[start]

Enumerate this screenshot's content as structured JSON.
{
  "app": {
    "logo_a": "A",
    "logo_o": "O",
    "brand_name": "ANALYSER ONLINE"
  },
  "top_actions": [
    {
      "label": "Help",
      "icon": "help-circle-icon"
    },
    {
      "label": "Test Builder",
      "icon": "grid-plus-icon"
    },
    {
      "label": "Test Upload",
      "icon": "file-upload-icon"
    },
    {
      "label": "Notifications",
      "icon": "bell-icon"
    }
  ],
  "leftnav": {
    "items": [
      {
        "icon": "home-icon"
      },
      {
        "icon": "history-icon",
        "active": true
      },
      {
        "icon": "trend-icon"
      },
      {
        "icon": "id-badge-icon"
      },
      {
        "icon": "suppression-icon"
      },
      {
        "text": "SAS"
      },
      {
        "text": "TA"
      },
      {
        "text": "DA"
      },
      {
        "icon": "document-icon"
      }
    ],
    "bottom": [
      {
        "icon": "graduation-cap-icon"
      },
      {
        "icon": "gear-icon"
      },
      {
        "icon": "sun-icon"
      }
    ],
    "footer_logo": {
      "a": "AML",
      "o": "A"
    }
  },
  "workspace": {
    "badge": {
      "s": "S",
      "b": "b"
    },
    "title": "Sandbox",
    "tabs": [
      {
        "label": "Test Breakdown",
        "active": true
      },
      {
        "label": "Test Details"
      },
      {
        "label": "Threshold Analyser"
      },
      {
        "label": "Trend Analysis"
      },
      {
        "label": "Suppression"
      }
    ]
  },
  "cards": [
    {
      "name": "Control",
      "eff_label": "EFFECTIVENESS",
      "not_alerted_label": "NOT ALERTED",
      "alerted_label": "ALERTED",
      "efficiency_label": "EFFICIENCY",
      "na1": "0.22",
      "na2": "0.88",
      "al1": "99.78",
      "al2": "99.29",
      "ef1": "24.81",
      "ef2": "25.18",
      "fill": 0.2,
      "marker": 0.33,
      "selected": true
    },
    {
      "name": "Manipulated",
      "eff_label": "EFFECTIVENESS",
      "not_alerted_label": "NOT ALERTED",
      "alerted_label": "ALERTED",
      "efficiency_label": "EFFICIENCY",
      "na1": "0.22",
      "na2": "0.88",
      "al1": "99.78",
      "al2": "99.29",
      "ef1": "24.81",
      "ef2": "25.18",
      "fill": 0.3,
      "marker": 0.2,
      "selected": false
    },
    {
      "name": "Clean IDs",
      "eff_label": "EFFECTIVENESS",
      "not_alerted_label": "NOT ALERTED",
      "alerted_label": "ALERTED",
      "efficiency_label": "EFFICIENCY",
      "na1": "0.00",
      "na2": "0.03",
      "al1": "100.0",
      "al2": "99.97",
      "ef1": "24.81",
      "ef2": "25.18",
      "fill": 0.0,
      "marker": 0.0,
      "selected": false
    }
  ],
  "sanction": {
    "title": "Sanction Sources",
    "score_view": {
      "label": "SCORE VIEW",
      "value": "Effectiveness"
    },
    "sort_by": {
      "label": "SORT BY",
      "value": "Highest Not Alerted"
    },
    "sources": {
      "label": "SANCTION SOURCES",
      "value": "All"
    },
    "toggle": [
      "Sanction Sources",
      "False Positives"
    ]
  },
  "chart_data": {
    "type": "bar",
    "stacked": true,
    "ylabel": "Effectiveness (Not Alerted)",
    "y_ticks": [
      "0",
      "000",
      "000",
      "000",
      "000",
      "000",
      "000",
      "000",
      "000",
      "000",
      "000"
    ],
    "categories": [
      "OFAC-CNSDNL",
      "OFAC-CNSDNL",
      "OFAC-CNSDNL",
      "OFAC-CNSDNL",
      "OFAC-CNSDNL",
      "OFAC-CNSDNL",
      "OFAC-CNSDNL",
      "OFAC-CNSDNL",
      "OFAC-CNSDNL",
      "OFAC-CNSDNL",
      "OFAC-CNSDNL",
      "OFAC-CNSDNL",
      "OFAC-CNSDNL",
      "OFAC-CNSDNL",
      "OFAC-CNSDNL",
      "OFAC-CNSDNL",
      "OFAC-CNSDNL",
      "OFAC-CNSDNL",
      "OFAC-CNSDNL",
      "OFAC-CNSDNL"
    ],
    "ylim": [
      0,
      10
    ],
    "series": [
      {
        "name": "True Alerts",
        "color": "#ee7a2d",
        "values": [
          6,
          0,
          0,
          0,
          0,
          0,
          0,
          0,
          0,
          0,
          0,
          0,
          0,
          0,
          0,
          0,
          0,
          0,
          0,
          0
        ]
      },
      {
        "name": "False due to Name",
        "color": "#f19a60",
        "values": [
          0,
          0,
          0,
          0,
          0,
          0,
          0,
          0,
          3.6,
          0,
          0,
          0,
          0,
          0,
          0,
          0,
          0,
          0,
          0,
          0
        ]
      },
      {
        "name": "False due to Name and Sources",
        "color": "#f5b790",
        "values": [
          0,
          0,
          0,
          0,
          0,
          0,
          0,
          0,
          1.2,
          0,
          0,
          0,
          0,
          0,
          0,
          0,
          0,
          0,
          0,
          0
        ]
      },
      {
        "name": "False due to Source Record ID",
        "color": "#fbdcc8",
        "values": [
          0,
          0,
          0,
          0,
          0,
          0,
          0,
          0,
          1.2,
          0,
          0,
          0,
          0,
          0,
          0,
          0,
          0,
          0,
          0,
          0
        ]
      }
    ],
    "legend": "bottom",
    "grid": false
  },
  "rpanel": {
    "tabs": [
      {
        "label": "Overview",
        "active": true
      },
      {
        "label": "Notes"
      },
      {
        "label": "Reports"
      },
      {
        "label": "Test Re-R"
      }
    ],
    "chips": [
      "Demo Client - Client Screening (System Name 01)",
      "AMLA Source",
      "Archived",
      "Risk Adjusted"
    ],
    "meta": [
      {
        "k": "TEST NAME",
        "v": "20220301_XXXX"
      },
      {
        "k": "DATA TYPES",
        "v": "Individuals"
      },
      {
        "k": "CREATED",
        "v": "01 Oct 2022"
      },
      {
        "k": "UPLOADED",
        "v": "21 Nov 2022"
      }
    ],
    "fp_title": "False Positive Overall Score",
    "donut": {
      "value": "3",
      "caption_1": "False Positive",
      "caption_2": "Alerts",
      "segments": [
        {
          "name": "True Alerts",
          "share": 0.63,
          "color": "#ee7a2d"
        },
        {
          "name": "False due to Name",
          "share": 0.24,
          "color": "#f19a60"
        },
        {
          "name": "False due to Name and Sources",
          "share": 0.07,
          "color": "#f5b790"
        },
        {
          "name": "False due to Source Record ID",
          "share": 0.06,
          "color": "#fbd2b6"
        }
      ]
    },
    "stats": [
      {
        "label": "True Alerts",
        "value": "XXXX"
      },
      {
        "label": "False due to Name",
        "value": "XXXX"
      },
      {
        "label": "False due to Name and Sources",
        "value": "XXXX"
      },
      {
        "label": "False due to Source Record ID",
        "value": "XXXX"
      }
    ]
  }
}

[end]

What you should do: Each line of the material that holds the string "color" counts once; give the total alone.

Task solution: 8